> [The problem]:
Whatever the records say, give every one of them again exactly.

Data entries for graphics:
--- START ---

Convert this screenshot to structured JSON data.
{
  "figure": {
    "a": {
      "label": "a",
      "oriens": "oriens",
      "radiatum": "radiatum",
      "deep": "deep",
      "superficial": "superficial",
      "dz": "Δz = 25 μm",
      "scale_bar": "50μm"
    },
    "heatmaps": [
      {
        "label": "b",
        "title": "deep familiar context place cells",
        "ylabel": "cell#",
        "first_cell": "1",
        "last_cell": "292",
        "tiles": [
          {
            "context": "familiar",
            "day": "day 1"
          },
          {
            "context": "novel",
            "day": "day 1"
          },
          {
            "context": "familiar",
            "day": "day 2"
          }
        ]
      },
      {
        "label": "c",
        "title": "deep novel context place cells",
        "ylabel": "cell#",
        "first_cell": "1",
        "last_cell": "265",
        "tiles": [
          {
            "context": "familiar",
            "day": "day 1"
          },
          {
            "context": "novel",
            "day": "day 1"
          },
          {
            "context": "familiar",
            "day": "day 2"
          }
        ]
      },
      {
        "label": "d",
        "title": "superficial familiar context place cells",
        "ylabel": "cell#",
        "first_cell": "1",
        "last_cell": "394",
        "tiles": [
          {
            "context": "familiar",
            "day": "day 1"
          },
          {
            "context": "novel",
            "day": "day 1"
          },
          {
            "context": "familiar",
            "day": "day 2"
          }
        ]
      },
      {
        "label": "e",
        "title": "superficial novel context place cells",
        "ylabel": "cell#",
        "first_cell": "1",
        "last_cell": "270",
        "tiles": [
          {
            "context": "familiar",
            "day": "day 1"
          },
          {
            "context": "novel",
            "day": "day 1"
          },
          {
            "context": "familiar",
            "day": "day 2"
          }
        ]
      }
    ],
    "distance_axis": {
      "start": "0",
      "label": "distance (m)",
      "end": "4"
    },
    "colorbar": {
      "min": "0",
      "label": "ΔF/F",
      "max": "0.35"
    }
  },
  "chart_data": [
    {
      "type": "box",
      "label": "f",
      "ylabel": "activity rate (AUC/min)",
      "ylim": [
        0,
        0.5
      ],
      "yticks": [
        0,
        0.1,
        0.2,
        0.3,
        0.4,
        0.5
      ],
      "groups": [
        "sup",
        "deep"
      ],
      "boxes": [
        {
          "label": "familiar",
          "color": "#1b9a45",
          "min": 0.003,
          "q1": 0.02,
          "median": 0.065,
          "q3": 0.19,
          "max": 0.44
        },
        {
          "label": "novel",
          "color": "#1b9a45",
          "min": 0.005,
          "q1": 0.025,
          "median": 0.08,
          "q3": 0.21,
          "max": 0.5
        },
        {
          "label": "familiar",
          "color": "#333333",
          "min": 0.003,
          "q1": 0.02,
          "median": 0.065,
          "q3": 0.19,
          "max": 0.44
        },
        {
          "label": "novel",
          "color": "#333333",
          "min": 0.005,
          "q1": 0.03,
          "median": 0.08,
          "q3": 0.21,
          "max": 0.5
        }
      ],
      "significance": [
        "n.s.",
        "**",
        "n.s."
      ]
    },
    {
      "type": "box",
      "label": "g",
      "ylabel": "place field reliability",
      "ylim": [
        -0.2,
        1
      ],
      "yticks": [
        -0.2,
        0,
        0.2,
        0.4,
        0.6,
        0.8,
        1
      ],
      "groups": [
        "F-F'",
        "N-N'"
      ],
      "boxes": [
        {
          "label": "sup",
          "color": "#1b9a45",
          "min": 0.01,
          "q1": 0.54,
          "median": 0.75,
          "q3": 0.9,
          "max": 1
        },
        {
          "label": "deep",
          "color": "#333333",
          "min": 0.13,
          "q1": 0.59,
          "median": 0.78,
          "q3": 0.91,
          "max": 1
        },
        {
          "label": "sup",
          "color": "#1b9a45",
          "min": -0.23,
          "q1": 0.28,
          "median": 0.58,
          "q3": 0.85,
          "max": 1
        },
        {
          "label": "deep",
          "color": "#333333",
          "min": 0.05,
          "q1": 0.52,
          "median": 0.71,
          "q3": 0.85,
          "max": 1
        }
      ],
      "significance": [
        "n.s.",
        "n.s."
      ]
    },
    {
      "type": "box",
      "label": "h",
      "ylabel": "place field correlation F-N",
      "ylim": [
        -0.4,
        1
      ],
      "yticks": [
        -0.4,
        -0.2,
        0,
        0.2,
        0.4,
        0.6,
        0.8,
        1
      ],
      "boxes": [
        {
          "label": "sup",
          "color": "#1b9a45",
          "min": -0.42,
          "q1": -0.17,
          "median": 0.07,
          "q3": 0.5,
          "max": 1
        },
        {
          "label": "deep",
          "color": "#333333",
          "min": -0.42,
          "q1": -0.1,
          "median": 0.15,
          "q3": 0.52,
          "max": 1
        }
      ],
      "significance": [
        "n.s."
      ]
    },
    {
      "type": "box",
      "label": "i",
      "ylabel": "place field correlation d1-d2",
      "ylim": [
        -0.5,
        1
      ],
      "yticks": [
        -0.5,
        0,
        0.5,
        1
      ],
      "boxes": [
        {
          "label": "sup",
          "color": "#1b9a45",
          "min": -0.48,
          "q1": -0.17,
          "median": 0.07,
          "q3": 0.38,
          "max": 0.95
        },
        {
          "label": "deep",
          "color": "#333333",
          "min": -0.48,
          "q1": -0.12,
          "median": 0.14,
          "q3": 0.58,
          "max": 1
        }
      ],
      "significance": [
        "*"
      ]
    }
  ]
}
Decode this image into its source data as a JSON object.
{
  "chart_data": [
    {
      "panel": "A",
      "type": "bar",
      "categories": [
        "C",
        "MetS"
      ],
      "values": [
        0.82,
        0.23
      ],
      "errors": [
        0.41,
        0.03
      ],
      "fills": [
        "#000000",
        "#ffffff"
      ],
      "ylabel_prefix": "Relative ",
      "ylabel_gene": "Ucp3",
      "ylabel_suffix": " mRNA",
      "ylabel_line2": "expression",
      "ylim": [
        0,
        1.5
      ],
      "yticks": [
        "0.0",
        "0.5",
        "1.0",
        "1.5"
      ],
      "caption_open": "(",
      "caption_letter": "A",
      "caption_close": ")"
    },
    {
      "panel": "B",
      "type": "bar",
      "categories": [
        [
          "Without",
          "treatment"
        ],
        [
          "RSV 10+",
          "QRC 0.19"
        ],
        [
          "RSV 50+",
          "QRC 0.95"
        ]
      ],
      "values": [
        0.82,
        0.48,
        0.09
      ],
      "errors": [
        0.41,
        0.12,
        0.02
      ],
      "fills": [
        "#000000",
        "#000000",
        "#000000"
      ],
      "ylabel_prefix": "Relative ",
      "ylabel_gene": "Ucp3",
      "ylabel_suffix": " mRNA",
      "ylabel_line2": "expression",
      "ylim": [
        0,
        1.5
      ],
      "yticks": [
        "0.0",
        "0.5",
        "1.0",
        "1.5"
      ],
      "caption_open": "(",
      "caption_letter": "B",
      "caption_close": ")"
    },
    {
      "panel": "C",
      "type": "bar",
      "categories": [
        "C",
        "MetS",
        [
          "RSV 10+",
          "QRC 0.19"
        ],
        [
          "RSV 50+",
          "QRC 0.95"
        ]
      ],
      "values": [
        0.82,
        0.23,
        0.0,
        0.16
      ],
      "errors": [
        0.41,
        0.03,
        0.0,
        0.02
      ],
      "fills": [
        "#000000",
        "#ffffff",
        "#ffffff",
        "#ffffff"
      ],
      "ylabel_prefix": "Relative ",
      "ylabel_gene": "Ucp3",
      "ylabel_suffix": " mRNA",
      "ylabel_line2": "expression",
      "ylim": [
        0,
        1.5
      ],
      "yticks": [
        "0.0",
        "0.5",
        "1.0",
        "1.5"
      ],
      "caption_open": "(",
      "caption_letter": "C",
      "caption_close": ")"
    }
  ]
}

--- END ---

> [Finished task]:
Convert this screenshot to structured JSON data.
{
  "figure": {
    "a": {
      "label": "a",
      "oriens": "oriens",
      "radiatum": "radiatum",
      "deep": "deep",
      "superficial": "superficial",
      "dz": "Δz = 25 μm",
      "scale_bar": "50μm"
    },
    "heatmaps": [
      {
        "label": "b",
        "title": "deep familiar context place cells",
        "ylabel": "cell#",
        "first_cell": "1",
        "last_cell": "292",
        "tiles": [
          {
            "context": "familiar",
            "day": "day 1"
          },
          {
            "context": "novel",
            "day": "day 1"
          },
          {
            "context": "familiar",
            "day": "day 2"
          }
        ]
      },
      {
        "label": "c",
        "title": "deep novel context place cells",
        "ylabel": "cell#",
        "first_cell": "1",
        "last_cell": "265",
        "tiles": [
          {
            "context": "familiar",
            "day": "day 1"
          },
          {
            "context": "novel",
            "day": "day 1"
          },
          {
            "context": "familiar",
            "day": "day 2"
          }
        ]
      },
      {
        "label": "d",
        "title": "superficial familiar context place cells",
        "ylabel": "cell#",
        "first_cell": "1",
        "last_cell": "394",
        "tiles": [
          {
            "context": "familiar",
            "day": "day 1"
          },
          {
            "context": "novel",
            "day": "day 1"
          },
          {
            "context": "familiar",
            "day": "day 2"
          }
        ]
      },
      {
        "label": "e",
        "title": "superficial novel context place cells",
        "ylabel": "cell#",
        "first_cell": "1",
        "last_cell": "270",
        "tiles": [
          {
            "context": "familiar",
            "day": "day 1"
          },
          {
            "context": "novel",
            "day": "day 1"
          },
          {
            "context": "familiar",
            "day": "day 2"
          }
        ]
      }
    ],
    "distance_axis": {
      "start": "0",
      "label": "distance (m)",
      "end": "4"
    },
    "colorbar": {
      "min": "0",
      "label": "ΔF/F",
      "max": "0.35"
    }
  },
  "chart_data": [
    {
      "type": "box",
      "label": "f",
      "ylabel": "activity rate (AUC/min)",
      "ylim": [
        0,
        0.5
      ],
      "yticks": [
        0,
        0.1,
        0.2,
        0.3,
        0.4,
        0.5
      ],
      "groups": [
        "sup",
        "deep"
      ],
      "boxes": [
        {
          "label": "familiar",
          "color": "#1b9a45",
          "min": 0.003,
          "q1": 0.02,
          "median": 0.065,
          "q3": 0.19,
          "max": 0.44
        },
        {
          "label": "novel",
          "color": "#1b9a45",
          "min": 0.005,
          "q1": 0.025,
          "median": 0.08,
          "q3": 0.21,
          "max": 0.5
        },
        {
          "label": "familiar",
          "color": "#333333",
          "min": 0.003,
          "q1": 0.02,
          "median": 0.065,
          "q3": 0.19,
          "max": 0.44
        },
        {
          "label": "novel",
          "color": "#333333",
          "min": 0.005,
          "q1": 0.03,
          "median": 0.08,
          "q3": 0.21,
          "max": 0.5
        }
      ],
      "significance": [
        "n.s.",
        "**",
        "n.s."
      ]
    },
    {
      "type": "box",
      "label": "g",
      "ylabel": "place field reliability",
      "ylim": [
        -0.2,
        1
      ],
      "yticks": [
        -0.2,
        0,
        0.2,
        0.4,
        0.6,
        0.8,
        1
      ],
      "groups": [
        "F-F'",
        "N-N'"
      ],
      "boxes": [
        {
          "label": "sup",
          "color": "#1b9a45",
          "min": 0.01,
          "q1": 0.54,
          "median": 0.75,
          "q3": 0.9,
          "max": 1
        },
        {
          "label": "deep",
          "color": "#333333",
          "min": 0.13,
          "q1": 0.59,
          "median": 0.78,
          "q3": 0.91,
          "max": 1
        },
        {
          "label": "sup",
          "color": "#1b9a45",
          "min": -0.23,
          "q1": 0.28,
          "median": 0.58,
          "q3": 0.85,
          "max": 1
        },
        {
          "label": "deep",
          "color": "#333333",
          "min": 0.05,
          "q1": 0.52,
          "median": 0.71,
          "q3": 0.85,
          "max": 1
        }
      ],
      "significance": [
        "n.s.",
        "n.s."
      ]
    },
    {
      "type": "box",
      "label": "h",
      "ylabel": "place field correlation F-N",
      "ylim": [
        -0.4,
        1
      ],
      "yticks": [
        -0.4,
        -0.2,
        0,
        0.2,
        0.4,
        0.6,
        0.8,
        1
      ],
      "boxes": [
        {
          "label": "sup",
          "color": "#1b9a45",
          "min": -0.42,
          "q1": -0.17,
          "median": 0.07,
          "q3": 0.5,
          "max": 1
        },
        {
          "label": "deep",
          "color": "#333333",
          "min": -0.42,
          "q1": -0.1,
          "median": 0.15,
          "q3": 0.52,
          "max": 1
        }
      ],
      "significance": [
        "n.s."
      ]
    },
    {
      "type": "box",
      "label": "i",
      "ylabel": "place field correlation d1-d2",
      "ylim": [
        -0.5,
        1
      ],
      "yticks": [
        -0.5,
        0,
        0.5,
        1
      ],
      "boxes": [
        {
          "label": "sup",
          "color": "#1b9a45",
          "min": -0.48,
          "q1": -0.17,
          "median": 0.07,
          "q3": 0.38,
          "max": 0.95
        },
        {
          "label": "deep",
          "color": "#333333",
          "min": -0.48,
          "q1": -0.12,
          "median": 0.14,
          "q3": 0.58,
          "max": 1
        }
      ],
      "significance": [
        "*"
      ]
    }
  ]
}
Decode this image into its source data as a JSON object.
{
  "chart_data": [
    {
      "panel": "A",
      "type": "bar",
      "categories": [
        "C",
        "MetS"
      ],
      "values": [
        0.82,
        0.23
      ],
      "errors": [
        0.41,
        0.03
      ],
      "fills": [
        "#000000",
        "#ffffff"
      ],
      "ylabel_prefix": "Relative ",
      "ylabel_gene": "Ucp3",
      "ylabel_suffix": " mRNA",
      "ylabel_line2": "expression",
      "ylim": [
        0,
        1.5
      ],
      "yticks": [
        "0.0",
        "0.5",
        "1.0",
        "1.5"
      ],
      "caption_open": "(",
      "caption_letter": "A",
      "caption_close": ")"
    },
    {
      "panel": "B",
      "type": "bar",
      "categories": [
        [
          "Without",
          "treatment"
        ],
        [
          "RSV 10+",
          "QRC 0.19"
        ],
        [
          "RSV 50+",
          "QRC 0.95"
        ]
      ],
      "values": [
        0.82,
        0.48,
        0.09
      ],
      "errors": [
        0.41,
        0.12,
        0.02
      ],
      "fills": [
        "#000000",
        "#000000",
        "#000000"
      ],
      "ylabel_prefix": "Relative ",
      "ylabel_gene": "Ucp3",
      "ylabel_suffix": " mRNA",
      "ylabel_line2": "expression",
      "ylim": [
        0,
        1.5
      ],
      "yticks": [
        "0.0",
        "0.5",
        "1.0",
        "1.5"
      ],
      "caption_open": "(",
      "caption_letter": "B",
      "caption_close": ")"
    },
    {
      "panel": "C",
      "type": "bar",
      "categories": [
        "C",
        "MetS",
        [
          "RSV 10+",
          "QRC 0.19"
        ],
        [
          "RSV 50+",
          "QRC 0.95"
        ]
      ],
      "values": [
        0.82,
        0.23,
        0.0,
        0.16
      ],
      "errors": [
        0.41,
        0.03,
        0.0,
        0.02
      ],
      "fills": [
        "#000000",
        "#ffffff",
        "#ffffff",
        "#ffffff"
      ],
      "ylabel_prefix": "Relative ",
      "ylabel_gene": "Ucp3",
      "ylabel_suffix": " mRNA",
      "ylabel_line2": "expression",
      "ylim": [
        0,
        1.5
      ],
      "yticks": [
        "0.0",
        "0.5",
        "1.0",
        "1.5"
      ],
      "caption_open": "(",
      "caption_letter": "C",
      "caption_close": ")"
    }
  ]
}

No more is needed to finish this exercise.